§ **MATERIAL PROVIDED**:
:::::

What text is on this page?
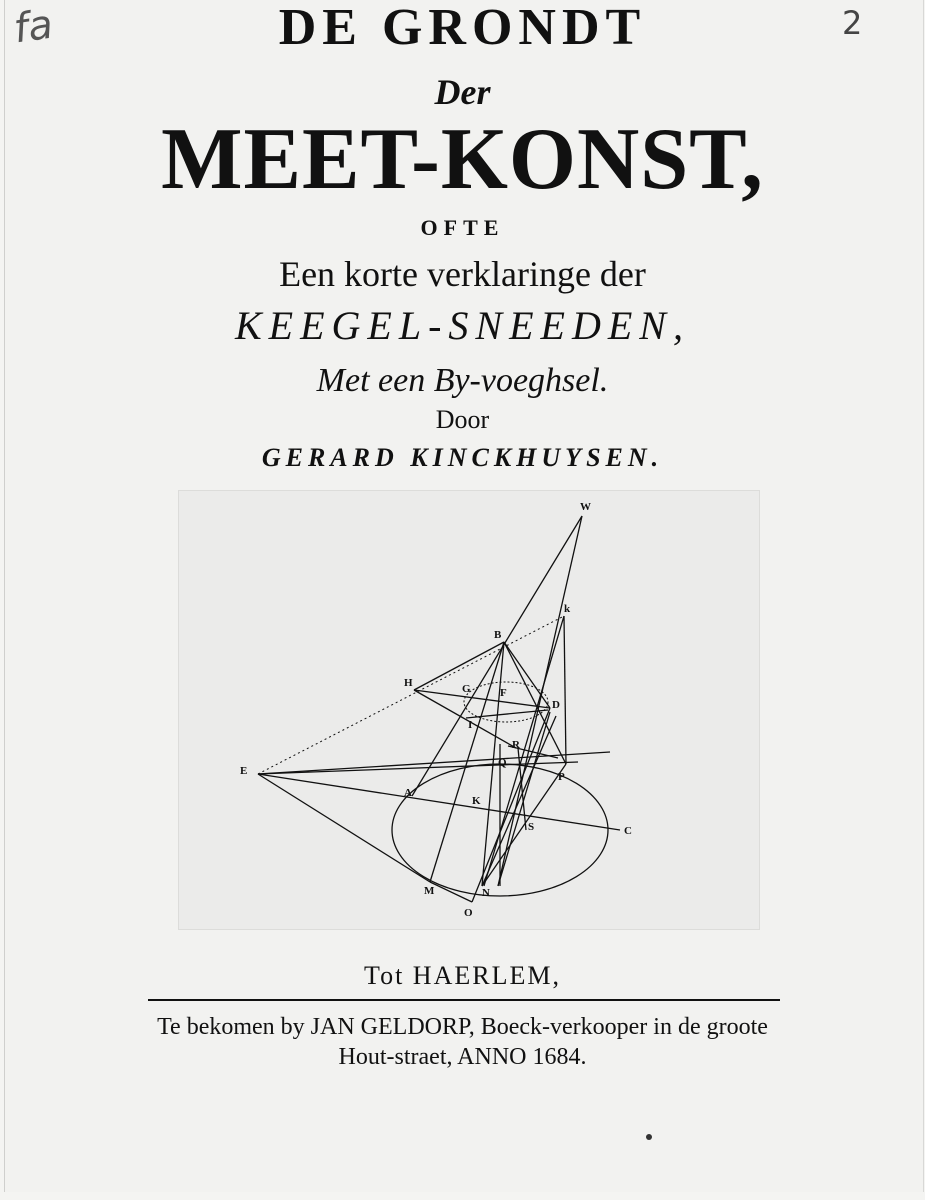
fa	2
DE GRONDT
Der
MEET-KONST,
OFTE
Een korte verklaringe der
KEEGEL-SNEEDEN,
Met een By-voeghsel.
Door
GERARD KINCKHUYSEN.
W
k
B
H	G	F
D
I
E
R
Q
P
A
K
S	C
M	N
O
Tot HAERLEM,
Te bekomen by JAN GELDORP, Boeck-verkooper in de groote
Hout-straet, ANNO 1684.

:::::

Could you reproduce every record above exactly, leaving out the pictures?

§ **PROBLEM SOLUTION**:
What text is on this page?
fa	2
DE GRONDT
Der
MEET-KONST,
OFTE
Een korte verklaringe der
KEEGEL-SNEEDEN,
Met een By-voeghsel.
Door
GERARD KINCKHUYSEN.
W
k
B
H	G	F
D
I
E
R
Q
P
A
K
S	C
M	N
O
Tot HAERLEM,
Te bekomen by JAN GELDORP, Boeck-verkooper in de groote
Hout-straet, ANNO 1684.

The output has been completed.